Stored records
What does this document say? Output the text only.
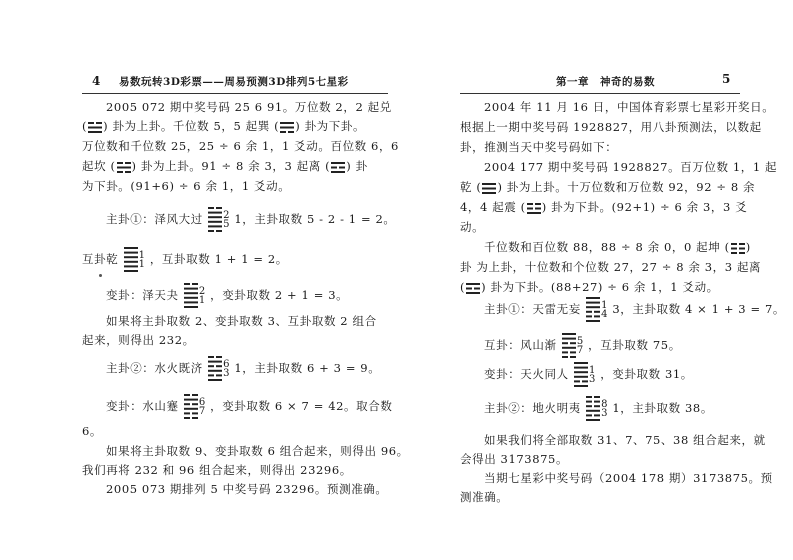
4 易数玩转3D彩票——周易预测3D排列5七星彩
2005 072 期中奖号码 25 6 91。万位数 2，2 起兑
( ) 卦为上卦。千位数 5，5 起巽 ( ) 卦为下卦。
万位数和千位数 25，25 ÷ 6 余 1，1 爻动。百位数 6，6
起坎 ( ) 卦为上卦。91 ÷ 8 余 3，3 起离 ( ) 卦
为下卦。(91+6) ÷ 6 余 1，1 爻动。
主卦①：泽风大过 2
5 1，主卦取数 5 - 2 - 1 = 2。
互卦乾 1
1 ，互卦取数 1 + 1 = 2。
变卦：泽天夬 2
1 ，变卦取数 2 + 1 = 3。
如果将主卦取数 2、变卦取数 3、互卦取数 2 组合
起来，则得出 232。
主卦②：水火既济 6
3 1，主卦取数 6 + 3 = 9。
变卦：水山蹇 6
7 ，变卦取数 6 × 7 = 42。取合数
6。
如果将主卦取数 9、变卦取数 6 组合起来，则得出 96。
我们再将 232 和 96 组合起来，则得出 23296。
2005 073 期排列 5 中奖号码 23296。预测准确。
第一章　神奇的易数	5
2004 年 11 月 16 日，中国体育彩票七星彩开奖日。
根据上一期中奖号码 1928827，用八卦预测法，以数起
卦，推测当天中奖号码如下：
2004 177 期中奖号码 1928827。百万位数 1，1 起
乾 ( ) 卦为上卦。十万位数和万位数 92，92 ÷ 8 余
4，4 起震 ( ) 卦为下卦。(92+1) ÷ 6 余 3，3 爻
动。
千位数和百位数 88，88 ÷ 8 余 0，0 起坤 ( )
卦 为上卦，十位数和个位数 27，27 ÷ 8 余 3，3 起离
( ) 卦为下卦。(88+27) ÷ 6 余 1，1 爻动。
主卦①：天雷无妄 1
4 3，主卦取数 4 × 1 + 3 = 7。
互卦：风山渐 5
7 ，互卦取数 75。
变卦：天火同人 1
3 ，变卦取数 31。
主卦②：地火明夷 8
3 1，主卦取数 38。
如果我们将全部取数 31、7、75、38 组合起来，就
会得出 3173875。
当期七星彩中奖号码（2004 178 期）3173875。预
测准确。
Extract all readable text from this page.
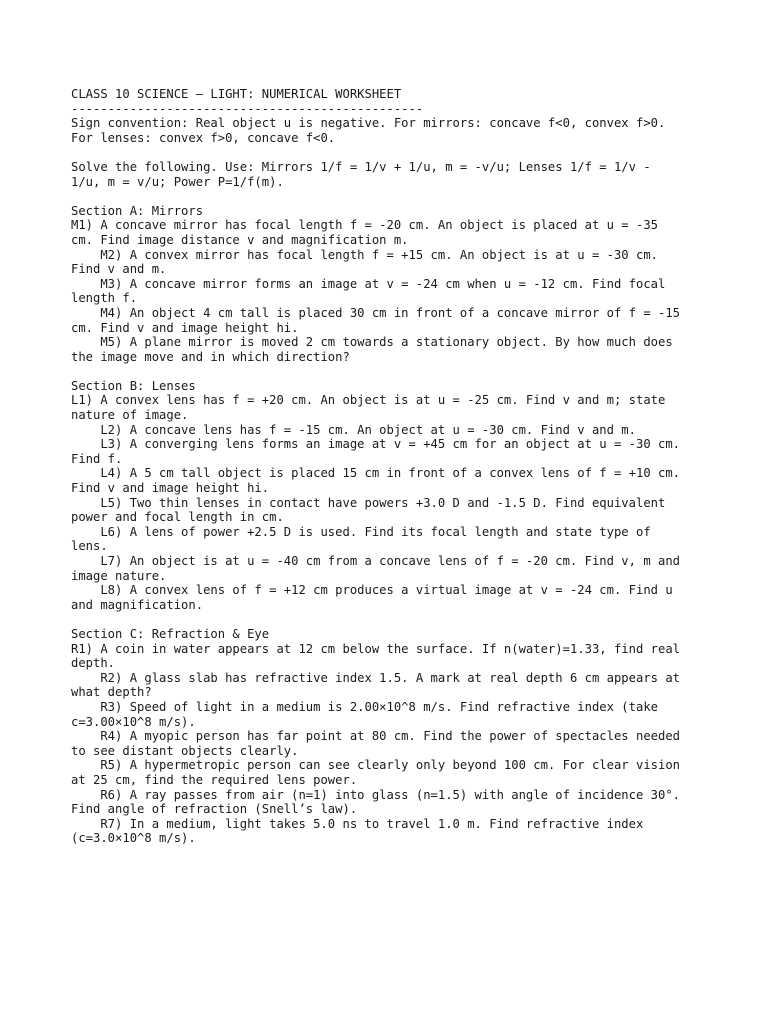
CLASS 10 SCIENCE – LIGHT: NUMERICAL WORKSHEET
------------------------------------------------
Sign convention: Real object u is negative. For mirrors: concave f<0, convex f>0.
For lenses: convex f>0, concave f<0.
Solve the following. Use: Mirrors 1/f = 1/v + 1/u, m = -v/u; Lenses 1/f = 1/v -
1/u, m = v/u; Power P=1/f(m).
Section A: Mirrors
M1) A concave mirror has focal length f = -20 cm. An object is placed at u = -35
cm. Find image distance v and magnification m.
M2) A convex mirror has focal length f = +15 cm. An object is at u = -30 cm.
Find v and m.
M3) A concave mirror forms an image at v = -24 cm when u = -12 cm. Find focal
length f.
M4) An object 4 cm tall is placed 30 cm in front of a concave mirror of f = -15
cm. Find v and image height hi.
M5) A plane mirror is moved 2 cm towards a stationary object. By how much does
the image move and in which direction?
Section B: Lenses
L1) A convex lens has f = +20 cm. An object is at u = -25 cm. Find v and m; state
nature of image.
L2) A concave lens has f = -15 cm. An object at u = -30 cm. Find v and m.
L3) A converging lens forms an image at v = +45 cm for an object at u = -30 cm.
Find f.
L4) A 5 cm tall object is placed 15 cm in front of a convex lens of f = +10 cm.
Find v and image height hi.
L5) Two thin lenses in contact have powers +3.0 D and -1.5 D. Find equivalent
power and focal length in cm.
L6) A lens of power +2.5 D is used. Find its focal length and state type of
lens.
L7) An object is at u = -40 cm from a concave lens of f = -20 cm. Find v, m and
image nature.
L8) A convex lens of f = +12 cm produces a virtual image at v = -24 cm. Find u
and magnification.
Section C: Refraction & Eye
R1) A coin in water appears at 12 cm below the surface. If n(water)=1.33, find real
depth.
R2) A glass slab has refractive index 1.5. A mark at real depth 6 cm appears at
what depth?
R3) Speed of light in a medium is 2.00×10^8 m/s. Find refractive index (take
c=3.00×10^8 m/s).
R4) A myopic person has far point at 80 cm. Find the power of spectacles needed
to see distant objects clearly.
R5) A hypermetropic person can see clearly only beyond 100 cm. For clear vision
at 25 cm, find the required lens power.
R6) A ray passes from air (n=1) into glass (n=1.5) with angle of incidence 30°.
Find angle of refraction (Snell’s law).
R7) In a medium, light takes 5.0 ns to travel 1.0 m. Find refractive index
(c=3.0×10^8 m/s).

- _Goal of the exercise_
Find the lines that include the string "text", then copy each of them.

- _Output for this task_
What does this document say? Output the text only.
Extract all readable text from this page.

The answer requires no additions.